→ **What is being asked**: Identify each line containing the word "hint" and copy it.
....................
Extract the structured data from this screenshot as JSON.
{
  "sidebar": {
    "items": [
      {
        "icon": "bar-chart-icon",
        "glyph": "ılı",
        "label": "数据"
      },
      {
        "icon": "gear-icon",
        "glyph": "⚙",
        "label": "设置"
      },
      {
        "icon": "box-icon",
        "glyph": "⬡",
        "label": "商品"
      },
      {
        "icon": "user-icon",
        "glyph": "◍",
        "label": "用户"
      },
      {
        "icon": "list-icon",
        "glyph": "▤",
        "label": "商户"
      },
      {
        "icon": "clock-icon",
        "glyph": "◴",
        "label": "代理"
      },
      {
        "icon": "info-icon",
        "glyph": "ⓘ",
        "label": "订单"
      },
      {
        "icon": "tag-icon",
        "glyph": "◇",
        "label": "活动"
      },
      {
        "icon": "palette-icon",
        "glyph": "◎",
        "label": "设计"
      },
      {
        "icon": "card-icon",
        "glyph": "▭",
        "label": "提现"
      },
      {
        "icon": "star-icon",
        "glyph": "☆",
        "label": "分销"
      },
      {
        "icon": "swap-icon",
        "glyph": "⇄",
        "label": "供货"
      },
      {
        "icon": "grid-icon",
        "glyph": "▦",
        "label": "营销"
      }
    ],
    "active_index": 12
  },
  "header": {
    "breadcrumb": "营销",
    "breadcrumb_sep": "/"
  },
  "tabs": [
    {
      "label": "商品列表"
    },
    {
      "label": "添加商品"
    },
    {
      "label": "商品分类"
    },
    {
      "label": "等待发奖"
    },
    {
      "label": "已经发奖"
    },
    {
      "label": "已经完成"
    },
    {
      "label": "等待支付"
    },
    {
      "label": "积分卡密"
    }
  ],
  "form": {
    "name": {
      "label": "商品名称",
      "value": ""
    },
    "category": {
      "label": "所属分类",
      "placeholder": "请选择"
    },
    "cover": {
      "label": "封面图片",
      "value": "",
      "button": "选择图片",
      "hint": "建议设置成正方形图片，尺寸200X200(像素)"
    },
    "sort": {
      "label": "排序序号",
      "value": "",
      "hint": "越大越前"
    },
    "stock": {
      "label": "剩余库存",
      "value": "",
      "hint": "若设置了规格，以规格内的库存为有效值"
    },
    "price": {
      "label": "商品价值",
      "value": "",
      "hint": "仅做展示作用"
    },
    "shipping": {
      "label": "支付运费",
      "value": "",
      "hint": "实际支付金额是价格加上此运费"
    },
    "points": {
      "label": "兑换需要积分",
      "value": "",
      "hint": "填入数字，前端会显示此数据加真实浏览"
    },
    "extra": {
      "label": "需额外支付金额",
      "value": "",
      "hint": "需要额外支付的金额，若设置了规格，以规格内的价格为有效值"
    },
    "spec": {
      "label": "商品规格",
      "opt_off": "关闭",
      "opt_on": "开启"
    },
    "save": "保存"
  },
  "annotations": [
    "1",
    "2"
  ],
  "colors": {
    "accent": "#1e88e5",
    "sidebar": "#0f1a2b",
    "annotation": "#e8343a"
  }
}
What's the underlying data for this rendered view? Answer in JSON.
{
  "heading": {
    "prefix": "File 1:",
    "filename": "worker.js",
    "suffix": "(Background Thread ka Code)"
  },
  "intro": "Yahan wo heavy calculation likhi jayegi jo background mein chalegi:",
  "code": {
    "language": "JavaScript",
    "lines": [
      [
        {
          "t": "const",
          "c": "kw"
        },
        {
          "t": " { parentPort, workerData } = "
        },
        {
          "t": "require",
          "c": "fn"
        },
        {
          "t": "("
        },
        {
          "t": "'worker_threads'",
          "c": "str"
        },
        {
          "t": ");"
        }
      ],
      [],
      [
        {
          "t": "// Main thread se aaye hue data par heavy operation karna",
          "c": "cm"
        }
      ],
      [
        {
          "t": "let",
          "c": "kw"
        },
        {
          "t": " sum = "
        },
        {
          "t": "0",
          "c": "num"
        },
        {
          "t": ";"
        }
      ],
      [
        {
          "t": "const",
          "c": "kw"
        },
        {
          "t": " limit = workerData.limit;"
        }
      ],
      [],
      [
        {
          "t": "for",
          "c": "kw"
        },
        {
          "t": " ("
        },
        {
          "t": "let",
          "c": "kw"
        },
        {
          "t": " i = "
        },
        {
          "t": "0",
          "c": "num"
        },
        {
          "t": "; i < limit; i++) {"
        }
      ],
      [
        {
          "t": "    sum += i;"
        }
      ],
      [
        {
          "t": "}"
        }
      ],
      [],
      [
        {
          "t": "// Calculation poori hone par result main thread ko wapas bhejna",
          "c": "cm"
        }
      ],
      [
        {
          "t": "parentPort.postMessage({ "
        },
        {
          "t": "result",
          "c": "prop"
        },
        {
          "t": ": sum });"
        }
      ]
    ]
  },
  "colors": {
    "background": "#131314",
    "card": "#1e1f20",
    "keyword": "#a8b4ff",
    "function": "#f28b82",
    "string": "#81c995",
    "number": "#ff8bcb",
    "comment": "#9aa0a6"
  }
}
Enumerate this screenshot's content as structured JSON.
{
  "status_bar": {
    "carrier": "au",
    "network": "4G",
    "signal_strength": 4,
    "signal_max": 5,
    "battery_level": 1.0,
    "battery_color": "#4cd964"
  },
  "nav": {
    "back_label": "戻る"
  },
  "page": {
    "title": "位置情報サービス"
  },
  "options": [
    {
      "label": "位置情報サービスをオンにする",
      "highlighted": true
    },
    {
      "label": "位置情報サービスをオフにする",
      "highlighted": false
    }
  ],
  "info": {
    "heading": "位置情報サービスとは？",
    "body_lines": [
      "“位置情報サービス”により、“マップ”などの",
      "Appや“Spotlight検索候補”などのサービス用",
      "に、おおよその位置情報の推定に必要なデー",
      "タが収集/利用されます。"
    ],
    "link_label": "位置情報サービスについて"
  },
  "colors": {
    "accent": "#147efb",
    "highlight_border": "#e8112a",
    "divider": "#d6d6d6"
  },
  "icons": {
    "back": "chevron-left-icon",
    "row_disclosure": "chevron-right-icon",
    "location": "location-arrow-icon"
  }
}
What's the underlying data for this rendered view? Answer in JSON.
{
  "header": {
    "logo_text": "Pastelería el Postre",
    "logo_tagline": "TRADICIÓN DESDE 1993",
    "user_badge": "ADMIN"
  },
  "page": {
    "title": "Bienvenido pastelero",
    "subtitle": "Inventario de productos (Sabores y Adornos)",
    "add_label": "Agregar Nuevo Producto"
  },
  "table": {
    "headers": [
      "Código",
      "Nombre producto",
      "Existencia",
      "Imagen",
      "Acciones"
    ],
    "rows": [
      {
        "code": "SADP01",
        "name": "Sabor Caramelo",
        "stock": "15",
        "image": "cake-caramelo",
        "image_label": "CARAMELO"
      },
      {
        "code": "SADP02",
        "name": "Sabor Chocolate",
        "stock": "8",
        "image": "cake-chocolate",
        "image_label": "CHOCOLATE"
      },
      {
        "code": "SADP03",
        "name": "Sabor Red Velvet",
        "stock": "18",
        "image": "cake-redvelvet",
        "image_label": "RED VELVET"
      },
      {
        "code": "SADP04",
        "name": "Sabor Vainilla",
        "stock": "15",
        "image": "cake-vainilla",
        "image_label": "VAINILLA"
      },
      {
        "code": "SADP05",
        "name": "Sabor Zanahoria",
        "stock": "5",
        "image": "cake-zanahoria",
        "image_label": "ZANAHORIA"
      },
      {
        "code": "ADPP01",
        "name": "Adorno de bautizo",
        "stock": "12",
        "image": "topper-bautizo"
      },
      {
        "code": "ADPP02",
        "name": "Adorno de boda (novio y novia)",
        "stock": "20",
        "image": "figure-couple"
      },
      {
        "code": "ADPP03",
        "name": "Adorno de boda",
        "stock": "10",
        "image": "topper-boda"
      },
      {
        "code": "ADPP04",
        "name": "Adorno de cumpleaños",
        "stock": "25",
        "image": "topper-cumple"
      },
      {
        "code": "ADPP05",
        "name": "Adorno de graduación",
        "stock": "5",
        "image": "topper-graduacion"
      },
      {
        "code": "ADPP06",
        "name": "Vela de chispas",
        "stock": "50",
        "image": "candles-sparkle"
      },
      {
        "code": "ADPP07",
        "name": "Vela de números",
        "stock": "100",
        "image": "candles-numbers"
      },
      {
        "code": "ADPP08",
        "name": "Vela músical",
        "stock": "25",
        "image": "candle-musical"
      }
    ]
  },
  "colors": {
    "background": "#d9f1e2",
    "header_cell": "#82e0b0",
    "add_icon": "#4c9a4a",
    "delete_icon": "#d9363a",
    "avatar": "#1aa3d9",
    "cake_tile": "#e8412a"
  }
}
....................
→ **The result**:
      "hint": "建议设置成正方形图片，尺寸200X200(像素)"
      "hint": "越大越前"
      "hint": "若设置了规格，以规格内的库存为有效值"
      "hint": "仅做展示作用"
      "hint": "实际支付金额是价格加上此运费"
      "hint": "填入数字，前端会显示此数据加真实浏览"
      "hint": "需要额外支付的金额，若设置了规格，以规格内的价格为有效值"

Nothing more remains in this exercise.